TASK TO COMPLETE:
Repeat the records below exactly.

EXTRACTED MATERIAL:
---
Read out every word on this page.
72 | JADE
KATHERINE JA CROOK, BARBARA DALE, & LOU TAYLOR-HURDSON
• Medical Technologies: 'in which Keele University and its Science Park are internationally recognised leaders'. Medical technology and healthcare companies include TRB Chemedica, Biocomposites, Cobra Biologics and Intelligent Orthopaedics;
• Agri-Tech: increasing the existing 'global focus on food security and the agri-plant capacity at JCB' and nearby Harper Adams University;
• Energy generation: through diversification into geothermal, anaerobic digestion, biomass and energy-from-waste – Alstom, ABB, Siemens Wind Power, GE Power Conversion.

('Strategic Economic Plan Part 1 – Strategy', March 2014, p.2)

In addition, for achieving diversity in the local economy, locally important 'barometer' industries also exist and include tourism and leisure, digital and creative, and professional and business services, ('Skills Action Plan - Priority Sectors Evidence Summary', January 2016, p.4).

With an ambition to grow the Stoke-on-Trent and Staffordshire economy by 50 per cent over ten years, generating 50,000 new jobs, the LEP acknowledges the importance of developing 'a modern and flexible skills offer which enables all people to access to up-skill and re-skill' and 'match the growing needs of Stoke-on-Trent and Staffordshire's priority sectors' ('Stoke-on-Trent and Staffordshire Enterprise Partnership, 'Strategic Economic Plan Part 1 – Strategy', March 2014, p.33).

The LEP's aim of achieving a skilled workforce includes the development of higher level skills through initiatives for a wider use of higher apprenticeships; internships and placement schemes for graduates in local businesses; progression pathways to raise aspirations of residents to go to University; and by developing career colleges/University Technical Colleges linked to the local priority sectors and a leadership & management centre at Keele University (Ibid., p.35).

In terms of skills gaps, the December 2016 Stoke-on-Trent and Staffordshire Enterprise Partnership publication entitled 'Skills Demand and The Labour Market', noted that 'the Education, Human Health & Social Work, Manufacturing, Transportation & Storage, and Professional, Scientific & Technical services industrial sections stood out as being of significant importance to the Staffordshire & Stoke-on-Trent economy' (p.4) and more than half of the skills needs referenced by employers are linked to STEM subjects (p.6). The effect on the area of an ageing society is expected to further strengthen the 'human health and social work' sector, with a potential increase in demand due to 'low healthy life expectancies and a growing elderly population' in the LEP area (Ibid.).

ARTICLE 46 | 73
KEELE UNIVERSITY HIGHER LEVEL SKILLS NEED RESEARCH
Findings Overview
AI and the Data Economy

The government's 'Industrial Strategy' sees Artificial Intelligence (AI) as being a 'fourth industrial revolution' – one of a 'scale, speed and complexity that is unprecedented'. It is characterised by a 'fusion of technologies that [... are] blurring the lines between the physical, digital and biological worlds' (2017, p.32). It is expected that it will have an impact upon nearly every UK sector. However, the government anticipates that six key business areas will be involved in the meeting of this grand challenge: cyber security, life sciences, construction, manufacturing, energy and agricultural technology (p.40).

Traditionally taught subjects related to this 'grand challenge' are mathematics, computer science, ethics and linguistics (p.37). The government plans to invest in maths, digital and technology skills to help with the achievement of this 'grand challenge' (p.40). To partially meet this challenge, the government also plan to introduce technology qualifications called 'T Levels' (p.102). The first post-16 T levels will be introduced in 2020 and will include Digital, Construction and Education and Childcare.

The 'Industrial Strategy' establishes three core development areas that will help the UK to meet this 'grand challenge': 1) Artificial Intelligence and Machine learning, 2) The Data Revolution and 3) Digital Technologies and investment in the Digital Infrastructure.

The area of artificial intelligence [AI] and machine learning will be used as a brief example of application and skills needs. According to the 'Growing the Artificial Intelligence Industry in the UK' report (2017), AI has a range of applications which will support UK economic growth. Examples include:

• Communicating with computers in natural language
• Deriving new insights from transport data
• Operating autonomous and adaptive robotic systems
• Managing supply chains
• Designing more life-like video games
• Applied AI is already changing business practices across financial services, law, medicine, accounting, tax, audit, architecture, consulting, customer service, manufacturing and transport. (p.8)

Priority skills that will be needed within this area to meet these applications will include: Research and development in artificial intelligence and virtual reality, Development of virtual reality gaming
---
REPLY:
Read out every word on this page.
72 | JADE
KATHERINE JA CROOK, BARBARA DALE, & LOU TAYLOR-HURDSON
• Medical Technologies: 'in which Keele University and its Science Park are internationally recognised leaders'. Medical technology and healthcare companies include TRB Chemedica, Biocomposites, Cobra Biologics and Intelligent Orthopaedics;
• Agri-Tech: increasing the existing 'global focus on food security and the agri-plant capacity at JCB' and nearby Harper Adams University;
• Energy generation: through diversification into geothermal, anaerobic digestion, biomass and energy-from-waste – Alstom, ABB, Siemens Wind Power, GE Power Conversion.

('Strategic Economic Plan Part 1 – Strategy', March 2014, p.2)

In addition, for achieving diversity in the local economy, locally important 'barometer' industries also exist and include tourism and leisure, digital and creative, and professional and business services, ('Skills Action Plan - Priority Sectors Evidence Summary', January 2016, p.4).

With an ambition to grow the Stoke-on-Trent and Staffordshire economy by 50 per cent over ten years, generating 50,000 new jobs, the LEP acknowledges the importance of developing 'a modern and flexible skills offer which enables all people to access to up-skill and re-skill' and 'match the growing needs of Stoke-on-Trent and Staffordshire's priority sectors' ('Stoke-on-Trent and Staffordshire Enterprise Partnership, 'Strategic Economic Plan Part 1 – Strategy', March 2014, p.33).

The LEP's aim of achieving a skilled workforce includes the development of higher level skills through initiatives for a wider use of higher apprenticeships; internships and placement schemes for graduates in local businesses; progression pathways to raise aspirations of residents to go to University; and by developing career colleges/University Technical Colleges linked to the local priority sectors and a leadership & management centre at Keele University (Ibid., p.35).

In terms of skills gaps, the December 2016 Stoke-on-Trent and Staffordshire Enterprise Partnership publication entitled 'Skills Demand and The Labour Market', noted that 'the Education, Human Health & Social Work, Manufacturing, Transportation & Storage, and Professional, Scientific & Technical services industrial sections stood out as being of significant importance to the Staffordshire & Stoke-on-Trent economy' (p.4) and more than half of the skills needs referenced by employers are linked to STEM subjects (p.6). The effect on the area of an ageing society is expected to further strengthen the 'human health and social work' sector, with a potential increase in demand due to 'low healthy life expectancies and a growing elderly population' in the LEP area (Ibid.).

ARTICLE 46 | 73
KEELE UNIVERSITY HIGHER LEVEL SKILLS NEED RESEARCH
Findings Overview
AI and the Data Economy

The government's 'Industrial Strategy' sees Artificial Intelligence (AI) as being a 'fourth industrial revolution' – one of a 'scale, speed and complexity that is unprecedented'. It is characterised by a 'fusion of technologies that [... are] blurring the lines between the physical, digital and biological worlds' (2017, p.32). It is expected that it will have an impact upon nearly every UK sector. However, the government anticipates that six key business areas will be involved in the meeting of this grand challenge: cyber security, life sciences, construction, manufacturing, energy and agricultural technology (p.40).

Traditionally taught subjects related to this 'grand challenge' are mathematics, computer science, ethics and linguistics (p.37). The government plans to invest in maths, digital and technology skills to help with the achievement of this 'grand challenge' (p.40). To partially meet this challenge, the government also plan to introduce technology qualifications called 'T Levels' (p.102). The first post-16 T levels will be introduced in 2020 and will include Digital, Construction and Education and Childcare.

The 'Industrial Strategy' establishes three core development areas that will help the UK to meet this 'grand challenge': 1) Artificial Intelligence and Machine learning, 2) The Data Revolution and 3) Digital Technologies and investment in the Digital Infrastructure.

The area of artificial intelligence [AI] and machine learning will be used as a brief example of application and skills needs. According to the 'Growing the Artificial Intelligence Industry in the UK' report (2017), AI has a range of applications which will support UK economic growth. Examples include:

• Communicating with computers in natural language
• Deriving new insights from transport data
• Operating autonomous and adaptive robotic systems
• Managing supply chains
• Designing more life-like video games
• Applied AI is already changing business practices across financial services, law, medicine, accounting, tax, audit, architecture, consulting, customer service, manufacturing and transport. (p.8)

Priority skills that will be needed within this area to meet these applications will include: Research and development in artificial intelligence and virtual reality, Development of virtual reality gaming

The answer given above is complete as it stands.